Instruction ▸
Your answer is a single number: how many lines hold the word "yacht"?

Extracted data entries
* * *

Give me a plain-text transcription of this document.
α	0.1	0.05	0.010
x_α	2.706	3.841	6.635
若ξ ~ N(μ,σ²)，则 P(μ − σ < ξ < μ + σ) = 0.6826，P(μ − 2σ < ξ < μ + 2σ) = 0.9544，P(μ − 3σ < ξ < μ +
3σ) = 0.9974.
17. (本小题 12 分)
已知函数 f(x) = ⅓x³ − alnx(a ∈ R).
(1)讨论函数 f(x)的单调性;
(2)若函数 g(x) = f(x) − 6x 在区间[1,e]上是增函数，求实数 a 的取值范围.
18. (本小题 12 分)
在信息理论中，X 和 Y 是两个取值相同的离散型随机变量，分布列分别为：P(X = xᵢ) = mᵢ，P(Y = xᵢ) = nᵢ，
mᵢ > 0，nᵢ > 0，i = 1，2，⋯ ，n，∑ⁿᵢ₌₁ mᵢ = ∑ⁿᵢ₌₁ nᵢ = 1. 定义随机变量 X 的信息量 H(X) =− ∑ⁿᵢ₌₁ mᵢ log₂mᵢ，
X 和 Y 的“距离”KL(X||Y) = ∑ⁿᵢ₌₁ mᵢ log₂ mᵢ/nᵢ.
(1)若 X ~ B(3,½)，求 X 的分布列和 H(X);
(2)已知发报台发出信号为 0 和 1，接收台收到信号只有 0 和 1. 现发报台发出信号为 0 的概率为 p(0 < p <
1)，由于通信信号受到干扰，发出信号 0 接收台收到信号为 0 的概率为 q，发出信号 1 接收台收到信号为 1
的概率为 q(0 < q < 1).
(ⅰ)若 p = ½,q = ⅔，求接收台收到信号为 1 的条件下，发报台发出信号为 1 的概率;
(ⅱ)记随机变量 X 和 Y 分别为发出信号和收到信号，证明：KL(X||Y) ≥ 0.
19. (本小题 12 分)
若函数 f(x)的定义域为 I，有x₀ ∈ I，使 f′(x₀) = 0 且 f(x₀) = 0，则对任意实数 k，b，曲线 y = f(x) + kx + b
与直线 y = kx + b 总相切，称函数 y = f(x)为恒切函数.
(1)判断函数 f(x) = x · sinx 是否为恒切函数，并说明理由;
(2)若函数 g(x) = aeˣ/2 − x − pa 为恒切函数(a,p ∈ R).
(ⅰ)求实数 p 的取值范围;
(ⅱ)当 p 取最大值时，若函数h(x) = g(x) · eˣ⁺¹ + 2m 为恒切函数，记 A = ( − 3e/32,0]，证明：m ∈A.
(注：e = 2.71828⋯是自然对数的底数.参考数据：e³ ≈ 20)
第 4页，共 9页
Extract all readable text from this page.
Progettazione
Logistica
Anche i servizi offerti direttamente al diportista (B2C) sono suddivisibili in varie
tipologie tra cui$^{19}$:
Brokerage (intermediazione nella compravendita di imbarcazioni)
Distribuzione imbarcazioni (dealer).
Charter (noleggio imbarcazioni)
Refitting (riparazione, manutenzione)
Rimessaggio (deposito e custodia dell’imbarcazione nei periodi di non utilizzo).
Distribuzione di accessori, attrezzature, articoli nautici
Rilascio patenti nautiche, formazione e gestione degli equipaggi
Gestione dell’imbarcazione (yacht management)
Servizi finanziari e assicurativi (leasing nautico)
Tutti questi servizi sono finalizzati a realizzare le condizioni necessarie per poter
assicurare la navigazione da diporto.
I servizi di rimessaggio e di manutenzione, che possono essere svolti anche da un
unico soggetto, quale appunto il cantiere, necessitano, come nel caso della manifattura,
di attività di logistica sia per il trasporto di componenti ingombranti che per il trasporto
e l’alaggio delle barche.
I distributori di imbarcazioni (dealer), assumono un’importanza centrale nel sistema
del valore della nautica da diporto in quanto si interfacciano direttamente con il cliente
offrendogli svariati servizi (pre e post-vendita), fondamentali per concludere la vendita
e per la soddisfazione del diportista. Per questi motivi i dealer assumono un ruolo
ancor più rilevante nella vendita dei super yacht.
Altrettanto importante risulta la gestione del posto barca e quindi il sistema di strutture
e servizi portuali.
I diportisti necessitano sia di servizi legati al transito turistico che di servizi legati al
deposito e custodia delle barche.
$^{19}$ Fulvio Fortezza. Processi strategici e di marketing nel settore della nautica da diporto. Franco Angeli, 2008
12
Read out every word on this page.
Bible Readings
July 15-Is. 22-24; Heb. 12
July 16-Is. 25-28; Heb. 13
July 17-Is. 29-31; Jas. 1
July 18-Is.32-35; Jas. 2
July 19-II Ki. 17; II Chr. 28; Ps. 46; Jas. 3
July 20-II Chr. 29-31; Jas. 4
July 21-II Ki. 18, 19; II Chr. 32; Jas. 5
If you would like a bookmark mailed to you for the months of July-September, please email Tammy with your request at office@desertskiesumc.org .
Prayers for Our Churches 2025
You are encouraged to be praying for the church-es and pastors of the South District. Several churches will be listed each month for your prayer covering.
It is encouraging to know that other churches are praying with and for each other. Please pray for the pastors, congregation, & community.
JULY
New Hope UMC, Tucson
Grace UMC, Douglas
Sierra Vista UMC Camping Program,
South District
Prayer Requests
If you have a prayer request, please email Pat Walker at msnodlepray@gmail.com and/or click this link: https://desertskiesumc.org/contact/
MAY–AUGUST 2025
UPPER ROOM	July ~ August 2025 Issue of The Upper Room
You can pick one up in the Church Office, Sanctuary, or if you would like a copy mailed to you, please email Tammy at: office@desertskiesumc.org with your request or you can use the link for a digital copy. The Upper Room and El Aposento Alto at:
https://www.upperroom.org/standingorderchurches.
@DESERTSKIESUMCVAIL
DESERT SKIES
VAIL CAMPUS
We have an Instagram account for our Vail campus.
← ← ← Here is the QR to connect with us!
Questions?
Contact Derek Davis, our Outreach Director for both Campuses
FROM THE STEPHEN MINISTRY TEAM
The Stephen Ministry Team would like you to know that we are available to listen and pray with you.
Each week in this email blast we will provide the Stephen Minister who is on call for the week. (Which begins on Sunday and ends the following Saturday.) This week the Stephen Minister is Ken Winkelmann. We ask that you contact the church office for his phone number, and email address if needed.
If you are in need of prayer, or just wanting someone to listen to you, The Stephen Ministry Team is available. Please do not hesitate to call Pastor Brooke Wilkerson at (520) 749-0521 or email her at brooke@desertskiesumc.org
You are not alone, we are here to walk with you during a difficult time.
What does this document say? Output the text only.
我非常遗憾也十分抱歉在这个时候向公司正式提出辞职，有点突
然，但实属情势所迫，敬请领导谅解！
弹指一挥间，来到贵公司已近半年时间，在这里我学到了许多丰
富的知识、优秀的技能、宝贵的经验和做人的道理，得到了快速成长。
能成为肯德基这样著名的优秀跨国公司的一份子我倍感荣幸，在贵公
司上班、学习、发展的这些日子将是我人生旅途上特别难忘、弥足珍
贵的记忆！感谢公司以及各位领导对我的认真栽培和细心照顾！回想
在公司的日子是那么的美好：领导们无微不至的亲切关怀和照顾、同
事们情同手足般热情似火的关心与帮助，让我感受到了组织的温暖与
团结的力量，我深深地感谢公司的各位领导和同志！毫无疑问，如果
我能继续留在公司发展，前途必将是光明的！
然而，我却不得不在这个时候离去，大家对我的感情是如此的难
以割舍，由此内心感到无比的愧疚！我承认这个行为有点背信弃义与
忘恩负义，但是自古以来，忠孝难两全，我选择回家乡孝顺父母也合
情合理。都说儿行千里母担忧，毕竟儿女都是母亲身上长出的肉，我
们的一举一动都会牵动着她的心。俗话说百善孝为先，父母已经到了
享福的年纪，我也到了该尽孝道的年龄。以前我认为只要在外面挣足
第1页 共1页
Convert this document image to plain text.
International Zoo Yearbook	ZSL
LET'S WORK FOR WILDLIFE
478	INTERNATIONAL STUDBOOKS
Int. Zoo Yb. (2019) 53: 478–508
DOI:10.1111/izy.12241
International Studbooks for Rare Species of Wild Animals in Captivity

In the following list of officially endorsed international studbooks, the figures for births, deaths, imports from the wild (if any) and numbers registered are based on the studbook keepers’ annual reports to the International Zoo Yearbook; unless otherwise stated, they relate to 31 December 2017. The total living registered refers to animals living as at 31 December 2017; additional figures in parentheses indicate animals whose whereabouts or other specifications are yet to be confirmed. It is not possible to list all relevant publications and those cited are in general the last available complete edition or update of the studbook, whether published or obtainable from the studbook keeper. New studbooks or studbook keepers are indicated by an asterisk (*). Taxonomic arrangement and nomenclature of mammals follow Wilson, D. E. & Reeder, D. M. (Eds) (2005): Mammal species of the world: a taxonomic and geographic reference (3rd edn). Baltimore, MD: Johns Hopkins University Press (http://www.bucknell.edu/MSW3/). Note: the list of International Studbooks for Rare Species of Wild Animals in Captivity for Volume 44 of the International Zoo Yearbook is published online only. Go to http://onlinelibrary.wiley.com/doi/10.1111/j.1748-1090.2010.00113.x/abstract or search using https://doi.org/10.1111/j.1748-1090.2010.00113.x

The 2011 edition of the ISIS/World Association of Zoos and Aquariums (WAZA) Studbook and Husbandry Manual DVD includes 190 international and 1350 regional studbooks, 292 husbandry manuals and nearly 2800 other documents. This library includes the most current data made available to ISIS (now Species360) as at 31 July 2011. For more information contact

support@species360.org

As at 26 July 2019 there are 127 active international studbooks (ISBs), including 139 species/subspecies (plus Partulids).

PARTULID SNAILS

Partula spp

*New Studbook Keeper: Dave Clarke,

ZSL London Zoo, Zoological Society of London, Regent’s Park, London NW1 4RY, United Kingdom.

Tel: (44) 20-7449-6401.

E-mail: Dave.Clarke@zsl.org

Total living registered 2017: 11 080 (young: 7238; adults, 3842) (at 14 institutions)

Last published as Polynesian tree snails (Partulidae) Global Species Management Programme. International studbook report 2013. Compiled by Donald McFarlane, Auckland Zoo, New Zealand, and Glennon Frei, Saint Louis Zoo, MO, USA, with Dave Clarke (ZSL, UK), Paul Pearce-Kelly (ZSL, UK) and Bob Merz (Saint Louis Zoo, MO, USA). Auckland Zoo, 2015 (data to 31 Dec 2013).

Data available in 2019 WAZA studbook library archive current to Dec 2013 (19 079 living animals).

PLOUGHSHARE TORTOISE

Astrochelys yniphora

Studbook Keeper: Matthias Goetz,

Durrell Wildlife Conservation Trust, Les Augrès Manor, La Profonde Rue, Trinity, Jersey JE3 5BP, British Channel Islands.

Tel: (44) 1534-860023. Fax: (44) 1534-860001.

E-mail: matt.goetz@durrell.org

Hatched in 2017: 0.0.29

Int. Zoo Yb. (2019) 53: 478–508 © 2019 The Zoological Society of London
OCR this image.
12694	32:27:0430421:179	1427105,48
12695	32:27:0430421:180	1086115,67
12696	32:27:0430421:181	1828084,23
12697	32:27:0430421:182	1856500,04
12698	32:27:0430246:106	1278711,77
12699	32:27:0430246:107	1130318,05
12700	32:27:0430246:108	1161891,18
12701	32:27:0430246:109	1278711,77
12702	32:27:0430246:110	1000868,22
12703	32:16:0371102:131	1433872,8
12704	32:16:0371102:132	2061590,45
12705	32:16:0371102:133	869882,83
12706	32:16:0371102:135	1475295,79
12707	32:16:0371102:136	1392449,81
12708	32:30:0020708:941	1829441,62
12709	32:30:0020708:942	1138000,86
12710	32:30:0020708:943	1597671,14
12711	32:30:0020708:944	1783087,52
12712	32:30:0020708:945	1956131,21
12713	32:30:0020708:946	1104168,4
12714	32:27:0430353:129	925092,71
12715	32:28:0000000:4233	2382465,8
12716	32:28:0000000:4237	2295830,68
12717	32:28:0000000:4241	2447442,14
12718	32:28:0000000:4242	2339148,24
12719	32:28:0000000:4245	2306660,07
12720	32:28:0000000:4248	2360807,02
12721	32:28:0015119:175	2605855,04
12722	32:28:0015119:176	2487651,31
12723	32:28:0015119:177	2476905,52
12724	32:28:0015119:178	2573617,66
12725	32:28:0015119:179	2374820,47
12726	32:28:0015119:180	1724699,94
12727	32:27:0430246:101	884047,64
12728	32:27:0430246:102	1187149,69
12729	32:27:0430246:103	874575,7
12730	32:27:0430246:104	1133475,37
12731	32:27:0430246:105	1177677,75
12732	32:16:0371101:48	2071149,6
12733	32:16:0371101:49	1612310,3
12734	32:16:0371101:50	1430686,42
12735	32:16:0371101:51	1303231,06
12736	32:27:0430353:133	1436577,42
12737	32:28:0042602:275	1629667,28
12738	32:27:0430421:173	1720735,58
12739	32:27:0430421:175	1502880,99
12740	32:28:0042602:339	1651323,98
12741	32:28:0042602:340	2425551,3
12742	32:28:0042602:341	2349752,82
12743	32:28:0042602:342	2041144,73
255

* * *

Exercise response ▸
2